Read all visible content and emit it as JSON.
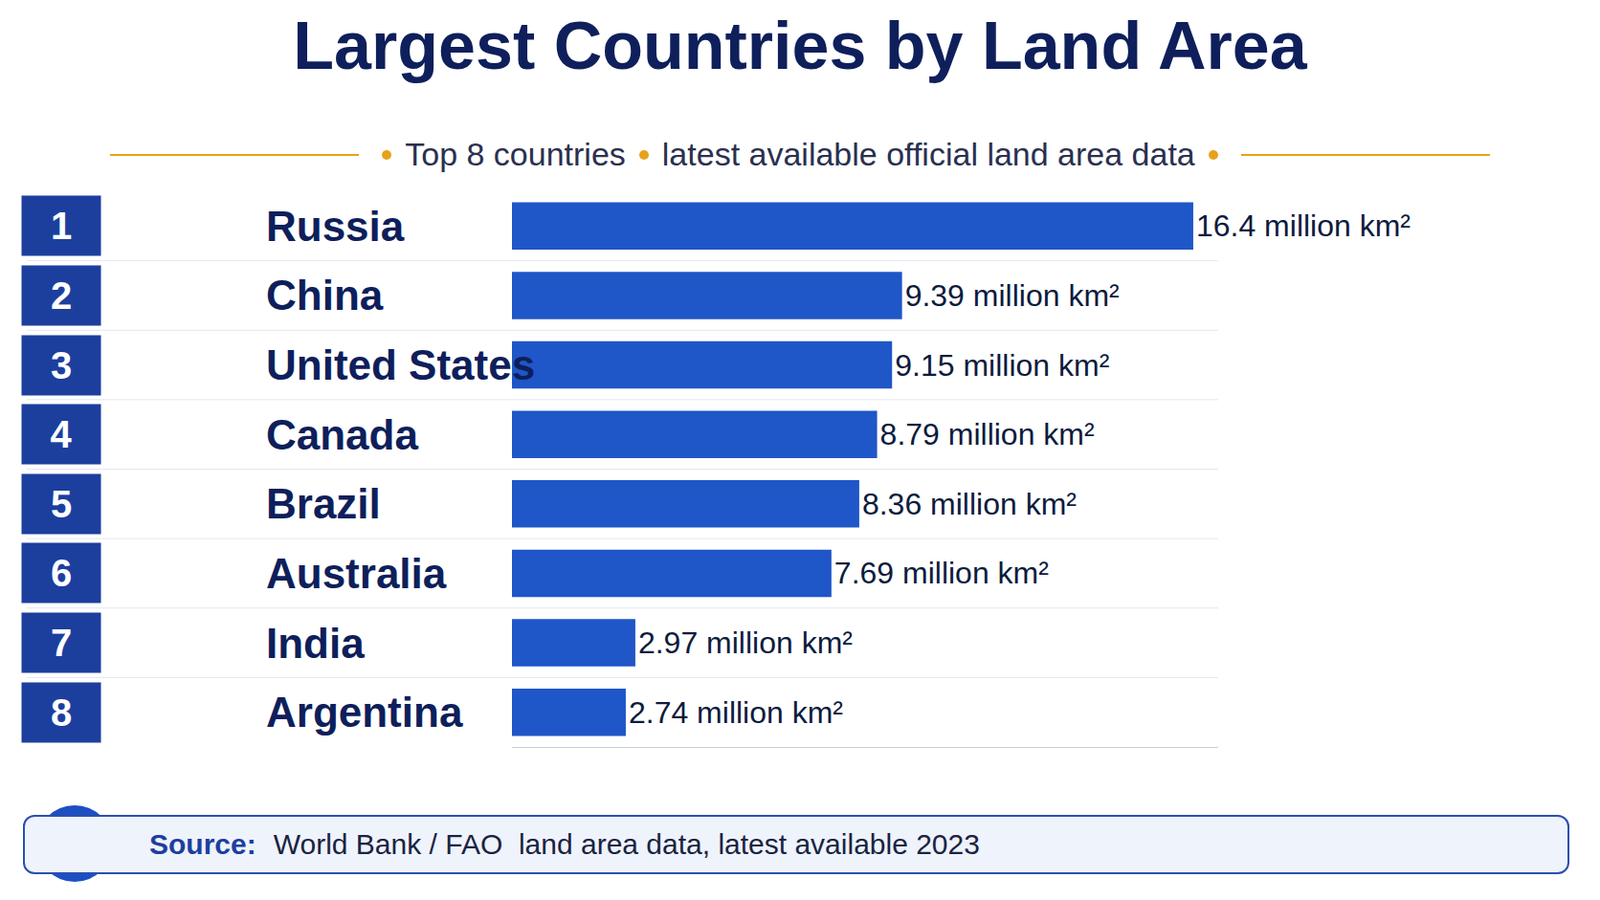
{
  "chart_data": {
    "type": "bar",
    "orientation": "horizontal",
    "title": "Largest Countries by Land Area",
    "subtitle": [
      "Top 8 countries",
      "latest available official land area data"
    ],
    "ranks": [
      1,
      2,
      3,
      4,
      5,
      6,
      7,
      8
    ],
    "categories": [
      "Russia",
      "China",
      "United States",
      "Canada",
      "Brazil",
      "Australia",
      "India",
      "Argentina"
    ],
    "values": [
      16.4,
      9.39,
      9.15,
      8.79,
      8.36,
      7.69,
      2.97,
      2.74
    ],
    "value_labels": [
      "16.4 million km²",
      "9.39 million km²",
      "9.15 million km²",
      "8.79 million km²",
      "8.36 million km²",
      "7.69 million km²",
      "2.97 million km²",
      "2.74 million km²"
    ],
    "color": "#1f56c8",
    "xlim": [
      0,
      17
    ],
    "data_labels": true,
    "tick_labels": "y",
    "grid": false,
    "source_label": "Source:",
    "source": "World Bank / FAO  land area data, latest available 2023"
  }
}
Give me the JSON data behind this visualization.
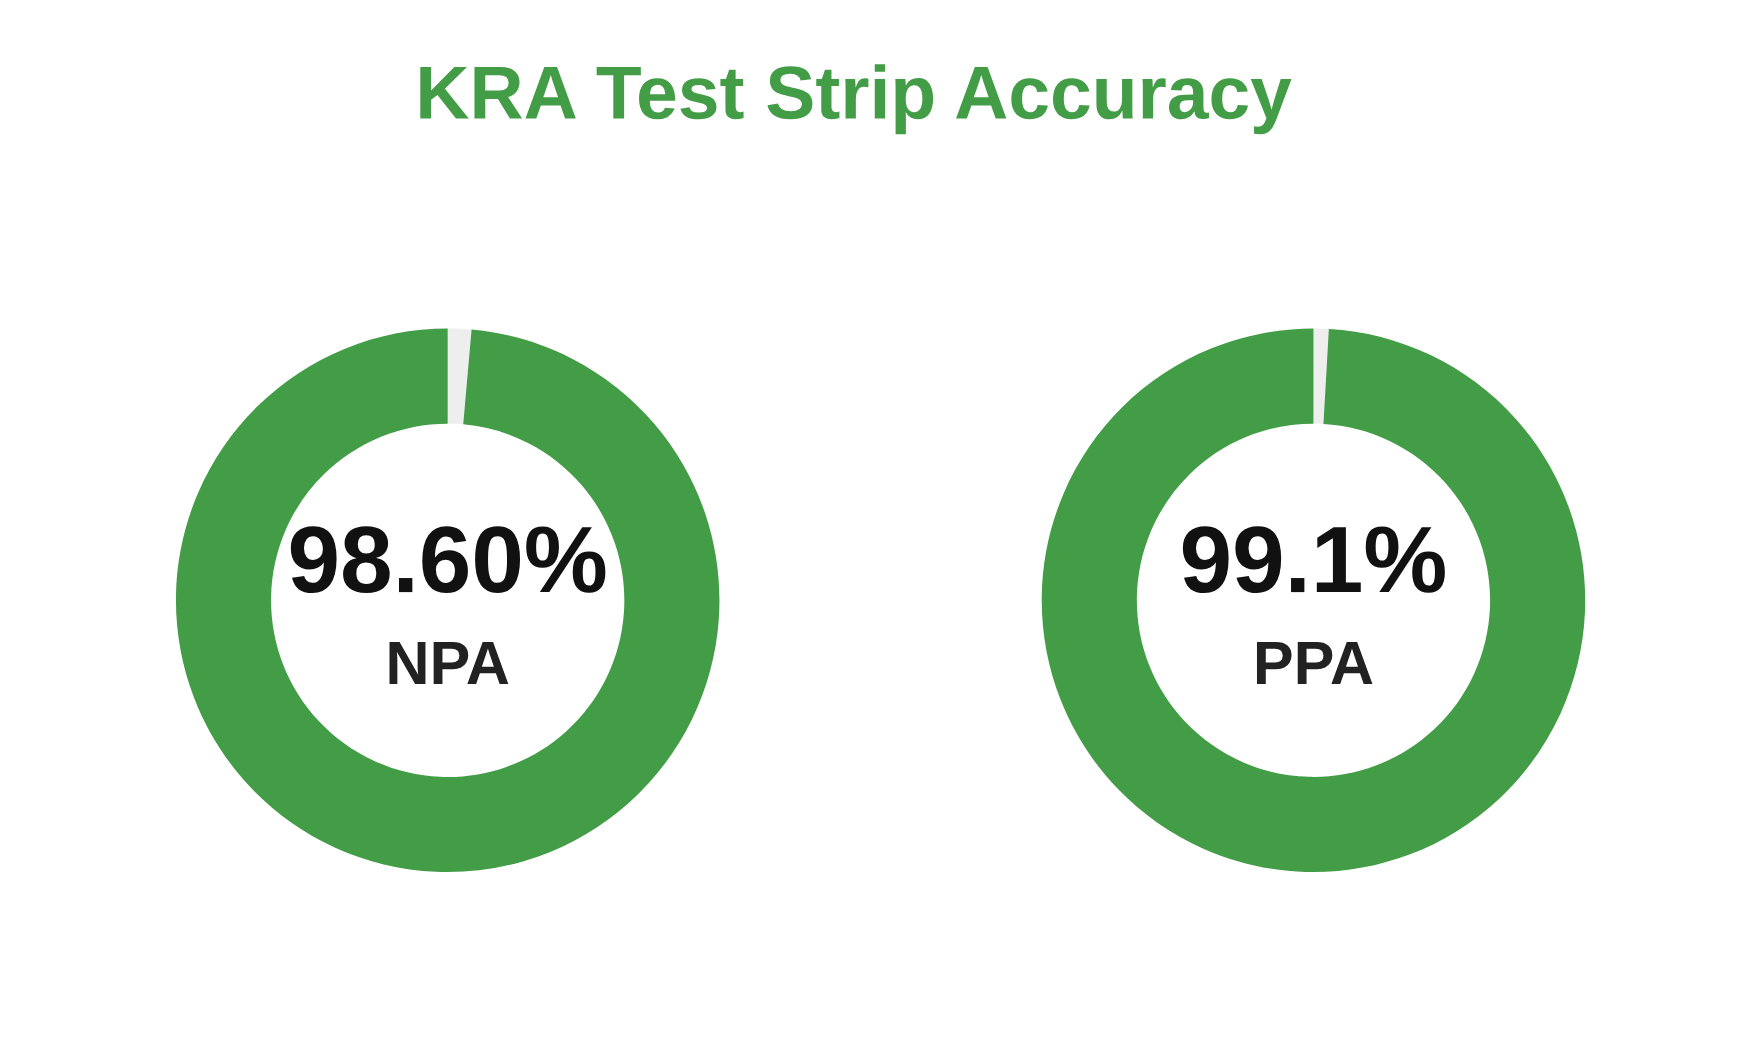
{
  "chart_data": [
    {
      "type": "donut",
      "title": "KRA Test Strip Accuracy",
      "categories": [
        null,
        null
      ],
      "values": [
        1.4,
        98.6
      ],
      "colors": [
        "#eeeeee",
        "#439c46"
      ],
      "value_labels": [
        null,
        "98.60%"
      ],
      "annotations": [
        "NPA"
      ]
    },
    {
      "type": "donut",
      "categories": [
        null,
        null
      ],
      "values": [
        0.9,
        99.1
      ],
      "colors": [
        "#eeeeee",
        "#439c46"
      ],
      "value_labels": [
        null,
        "99.1%"
      ],
      "annotations": [
        "PPA"
      ]
    }
  ]
}
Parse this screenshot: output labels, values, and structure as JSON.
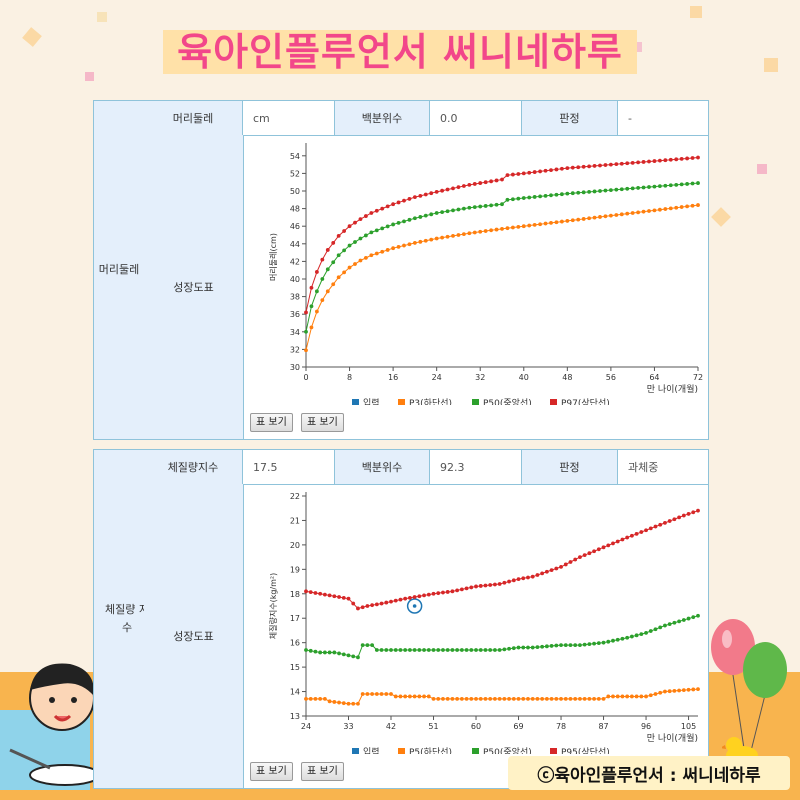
{
  "banner": {
    "title": "육아인플루언서 써니네하루",
    "watermark": "ⓒ육아인플루언서 : 써니네하루"
  },
  "colors": {
    "input": "#1f77b4",
    "p_low": "#ff7f0e",
    "p50": "#2ca02c",
    "p_high": "#d62728",
    "border": "#8fc3da",
    "label_bg": "#e4effb",
    "title": "#f2478a"
  },
  "head_panel": {
    "section_label": "머리둘레",
    "measure_label": "머리둘레",
    "measure_value": "cm",
    "percentile_label": "백분위수",
    "percentile_value": "0.0",
    "judgement_label": "판정",
    "judgement_value": "-",
    "chart_label": "성장도표",
    "buttons": [
      "표 보기",
      "표 보기"
    ]
  },
  "bmi_panel": {
    "section_label": "체질량 지수",
    "measure_label": "체질량지수",
    "measure_value": "17.5",
    "percentile_label": "백분위수",
    "percentile_value": "92.3",
    "judgement_label": "판정",
    "judgement_value": "과체중",
    "chart_label": "성장도표",
    "buttons": [
      "표 보기",
      "표 보기"
    ]
  },
  "chart_data": [
    {
      "type": "line",
      "ylabel": "머리둘레(cm)",
      "xlabel": "만 나이(개월)",
      "xlim": [
        0,
        72
      ],
      "ylim": [
        30,
        55
      ],
      "xticks": [
        0,
        8,
        16,
        24,
        32,
        40,
        48,
        56,
        64,
        72
      ],
      "yticks": [
        30,
        32,
        34,
        36,
        38,
        40,
        42,
        44,
        46,
        48,
        50,
        52,
        54
      ],
      "grid": false,
      "legend_position": "bottom",
      "legend": [
        "입력",
        "P3(하단선)",
        "P50(중앙선)",
        "P97(상단선)"
      ],
      "series": [
        {
          "name": "P3(하단선)",
          "x": [
            0,
            1,
            2,
            3,
            4,
            6,
            8,
            10,
            12,
            16,
            20,
            24,
            30,
            36,
            40,
            48,
            56,
            64,
            72
          ],
          "values": [
            31.9,
            34.5,
            36.3,
            37.6,
            38.6,
            40.2,
            41.3,
            42.1,
            42.7,
            43.5,
            44.1,
            44.6,
            45.2,
            45.7,
            46.0,
            46.6,
            47.2,
            47.8,
            48.4
          ]
        },
        {
          "name": "P50(중앙선)",
          "x": [
            0,
            1,
            2,
            3,
            4,
            6,
            8,
            10,
            12,
            16,
            20,
            24,
            30,
            36,
            37,
            40,
            48,
            56,
            64,
            72
          ],
          "values": [
            34.0,
            36.9,
            38.6,
            40.0,
            41.1,
            42.7,
            43.8,
            44.6,
            45.3,
            46.2,
            46.9,
            47.5,
            48.1,
            48.5,
            49.0,
            49.2,
            49.7,
            50.1,
            50.5,
            50.9
          ]
        },
        {
          "name": "P97(상단선)",
          "x": [
            0,
            1,
            2,
            3,
            4,
            6,
            8,
            10,
            12,
            16,
            20,
            24,
            30,
            36,
            37,
            40,
            48,
            56,
            64,
            72
          ],
          "values": [
            36.2,
            39.0,
            40.8,
            42.2,
            43.3,
            44.9,
            46.0,
            46.8,
            47.5,
            48.5,
            49.3,
            49.9,
            50.7,
            51.3,
            51.8,
            52.0,
            52.6,
            53.0,
            53.4,
            53.8
          ]
        }
      ]
    },
    {
      "type": "line",
      "ylabel": "체질량지수(kg/m²)",
      "xlabel": "만 나이(개월)",
      "xlim": [
        24,
        107
      ],
      "ylim": [
        13,
        22
      ],
      "xticks": [
        24,
        33,
        42,
        51,
        60,
        69,
        78,
        87,
        96,
        105
      ],
      "yticks": [
        13,
        14,
        15,
        16,
        17,
        18,
        19,
        20,
        21,
        22
      ],
      "grid": false,
      "legend_position": "bottom",
      "legend": [
        "입력",
        "P5(하단선)",
        "P50(중앙선)",
        "P95(상단선)"
      ],
      "series": [
        {
          "name": "입력",
          "x": [
            47
          ],
          "values": [
            17.5
          ]
        },
        {
          "name": "P5(하단선)",
          "x": [
            24,
            28,
            29,
            33,
            35,
            36,
            42,
            43,
            50,
            51,
            69,
            70,
            87,
            88,
            96,
            100,
            107
          ],
          "values": [
            13.7,
            13.7,
            13.6,
            13.5,
            13.5,
            13.9,
            13.9,
            13.8,
            13.8,
            13.7,
            13.7,
            13.7,
            13.7,
            13.8,
            13.8,
            14.0,
            14.1
          ]
        },
        {
          "name": "P50(중앙선)",
          "x": [
            24,
            27,
            30,
            35,
            36,
            38,
            39,
            45,
            50,
            55,
            60,
            65,
            69,
            72,
            78,
            82,
            87,
            92,
            96,
            100,
            107
          ],
          "values": [
            15.7,
            15.6,
            15.6,
            15.4,
            15.9,
            15.9,
            15.7,
            15.7,
            15.7,
            15.7,
            15.7,
            15.7,
            15.8,
            15.8,
            15.9,
            15.9,
            16.0,
            16.2,
            16.4,
            16.7,
            17.1
          ]
        },
        {
          "name": "P95(상단선)",
          "x": [
            24,
            27,
            30,
            33,
            34,
            35,
            37,
            40,
            45,
            51,
            55,
            60,
            65,
            69,
            72,
            78,
            82,
            87,
            92,
            96,
            100,
            104,
            107
          ],
          "values": [
            18.1,
            18.0,
            17.9,
            17.8,
            17.6,
            17.4,
            17.5,
            17.6,
            17.8,
            18.0,
            18.1,
            18.3,
            18.4,
            18.6,
            18.7,
            19.1,
            19.5,
            19.9,
            20.3,
            20.6,
            20.9,
            21.2,
            21.4
          ]
        }
      ]
    }
  ]
}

* [Exercise details]:
Your task is to reproduce all of the material exactly. The pictures stay out.

* [The answer]:
Read all visible content and emit it as JSON.
{
  "chart_data": {
    "type": "bar",
    "orientation": "horizontal",
    "title": "Largest Countries by Land Area",
    "subtitle": [
      "Top 8 countries",
      "latest available official land area data"
    ],
    "ranks": [
      1,
      2,
      3,
      4,
      5,
      6,
      7,
      8
    ],
    "categories": [
      "Russia",
      "China",
      "United States",
      "Canada",
      "Brazil",
      "Australia",
      "India",
      "Argentina"
    ],
    "values": [
      16.4,
      9.39,
      9.15,
      8.79,
      8.36,
      7.69,
      2.97,
      2.74
    ],
    "value_labels": [
      "16.4 million km²",
      "9.39 million km²",
      "9.15 million km²",
      "8.79 million km²",
      "8.36 million km²",
      "7.69 million km²",
      "2.97 million km²",
      "2.74 million km²"
    ],
    "color": "#1f56c8",
    "xlim": [
      0,
      17
    ],
    "data_labels": true,
    "tick_labels": "y",
    "grid": false,
    "source_label": "Source:",
    "source": "World Bank / FAO  land area data, latest available 2023"
  }
}
Give me the JSON data behind this visualization.
{
  "chart_data": [
    {
      "type": "donut",
      "title": "KRA Test Strip Accuracy",
      "categories": [
        null,
        null
      ],
      "values": [
        1.4,
        98.6
      ],
      "colors": [
        "#eeeeee",
        "#439c46"
      ],
      "value_labels": [
        null,
        "98.60%"
      ],
      "annotations": [
        "NPA"
      ]
    },
    {
      "type": "donut",
      "categories": [
        null,
        null
      ],
      "values": [
        0.9,
        99.1
      ],
      "colors": [
        "#eeeeee",
        "#439c46"
      ],
      "value_labels": [
        null,
        "99.1%"
      ],
      "annotations": [
        "PPA"
      ]
    }
  ]
}
Parse this screenshot: output labels, values, and structure as JSON.
{
  "banner": {
    "title": "육아인플루언서 써니네하루",
    "watermark": "ⓒ육아인플루언서 : 써니네하루"
  },
  "colors": {
    "input": "#1f77b4",
    "p_low": "#ff7f0e",
    "p50": "#2ca02c",
    "p_high": "#d62728",
    "border": "#8fc3da",
    "label_bg": "#e4effb",
    "title": "#f2478a"
  },
  "head_panel": {
    "section_label": "머리둘레",
    "measure_label": "머리둘레",
    "measure_value": "cm",
    "percentile_label": "백분위수",
    "percentile_value": "0.0",
    "judgement_label": "판정",
    "judgement_value": "-",
    "chart_label": "성장도표",
    "buttons": [
      "표 보기",
      "표 보기"
    ]
  },
  "bmi_panel": {
    "section_label": "체질량 지수",
    "measure_label": "체질량지수",
    "measure_value": "17.5",
    "percentile_label": "백분위수",
    "percentile_value": "92.3",
    "judgement_label": "판정",
    "judgement_value": "과체중",
    "chart_label": "성장도표",
    "buttons": [
      "표 보기",
      "표 보기"
    ]
  },
  "chart_data": [
    {
      "type": "line",
      "ylabel": "머리둘레(cm)",
      "xlabel": "만 나이(개월)",
      "xlim": [
        0,
        72
      ],
      "ylim": [
        30,
        55
      ],
      "xticks": [
        0,
        8,
        16,
        24,
        32,
        40,
        48,
        56,
        64,
        72
      ],
      "yticks": [
        30,
        32,
        34,
        36,
        38,
        40,
        42,
        44,
        46,
        48,
        50,
        52,
        54
      ],
      "grid": false,
      "legend_position": "bottom",
      "legend": [
        "입력",
        "P3(하단선)",
        "P50(중앙선)",
        "P97(상단선)"
      ],
      "series": [
        {
          "name": "P3(하단선)",
          "x": [
            0,
            1,
            2,
            3,
            4,
            6,
            8,
            10,
            12,
            16,
            20,
            24,
            30,
            36,
            40,
            48,
            56,
            64,
            72
          ],
          "values": [
            31.9,
            34.5,
            36.3,
            37.6,
            38.6,
            40.2,
            41.3,
            42.1,
            42.7,
            43.5,
            44.1,
            44.6,
            45.2,
            45.7,
            46.0,
            46.6,
            47.2,
            47.8,
            48.4
          ]
        },
        {
          "name": "P50(중앙선)",
          "x": [
            0,
            1,
            2,
            3,
            4,
            6,
            8,
            10,
            12,
            16,
            20,
            24,
            30,
            36,
            37,
            40,
            48,
            56,
            64,
            72
          ],
          "values": [
            34.0,
            36.9,
            38.6,
            40.0,
            41.1,
            42.7,
            43.8,
            44.6,
            45.3,
            46.2,
            46.9,
            47.5,
            48.1,
            48.5,
            49.0,
            49.2,
            49.7,
            50.1,
            50.5,
            50.9
          ]
        },
        {
          "name": "P97(상단선)",
          "x": [
            0,
            1,
            2,
            3,
            4,
            6,
            8,
            10,
            12,
            16,
            20,
            24,
            30,
            36,
            37,
            40,
            48,
            56,
            64,
            72
          ],
          "values": [
            36.2,
            39.0,
            40.8,
            42.2,
            43.3,
            44.9,
            46.0,
            46.8,
            47.5,
            48.5,
            49.3,
            49.9,
            50.7,
            51.3,
            51.8,
            52.0,
            52.6,
            53.0,
            53.4,
            53.8
          ]
        }
      ]
    },
    {
      "type": "line",
      "ylabel": "체질량지수(kg/m²)",
      "xlabel": "만 나이(개월)",
      "xlim": [
        24,
        107
      ],
      "ylim": [
        13,
        22
      ],
      "xticks": [
        24,
        33,
        42,
        51,
        60,
        69,
        78,
        87,
        96,
        105
      ],
      "yticks": [
        13,
        14,
        15,
        16,
        17,
        18,
        19,
        20,
        21,
        22
      ],
      "grid": false,
      "legend_position": "bottom",
      "legend": [
        "입력",
        "P5(하단선)",
        "P50(중앙선)",
        "P95(상단선)"
      ],
      "series": [
        {
          "name": "입력",
          "x": [
            47
          ],
          "values": [
            17.5
          ]
        },
        {
          "name": "P5(하단선)",
          "x": [
            24,
            28,
            29,
            33,
            35,
            36,
            42,
            43,
            50,
            51,
            69,
            70,
            87,
            88,
            96,
            100,
            107
          ],
          "values": [
            13.7,
            13.7,
            13.6,
            13.5,
            13.5,
            13.9,
            13.9,
            13.8,
            13.8,
            13.7,
            13.7,
            13.7,
            13.7,
            13.8,
            13.8,
            14.0,
            14.1
          ]
        },
        {
          "name": "P50(중앙선)",
          "x": [
            24,
            27,
            30,
            35,
            36,
            38,
            39,
            45,
            50,
            55,
            60,
            65,
            69,
            72,
            78,
            82,
            87,
            92,
            96,
            100,
            107
          ],
          "values": [
            15.7,
            15.6,
            15.6,
            15.4,
            15.9,
            15.9,
            15.7,
            15.7,
            15.7,
            15.7,
            15.7,
            15.7,
            15.8,
            15.8,
            15.9,
            15.9,
            16.0,
            16.2,
            16.4,
            16.7,
            17.1
          ]
        },
        {
          "name": "P95(상단선)",
          "x": [
            24,
            27,
            30,
            33,
            34,
            35,
            37,
            40,
            45,
            51,
            55,
            60,
            65,
            69,
            72,
            78,
            82,
            87,
            92,
            96,
            100,
            104,
            107
          ],
          "values": [
            18.1,
            18.0,
            17.9,
            17.8,
            17.6,
            17.4,
            17.5,
            17.6,
            17.8,
            18.0,
            18.1,
            18.3,
            18.4,
            18.6,
            18.7,
            19.1,
            19.5,
            19.9,
            20.3,
            20.6,
            20.9,
            21.2,
            21.4
          ]
        }
      ]
    }
  ]
}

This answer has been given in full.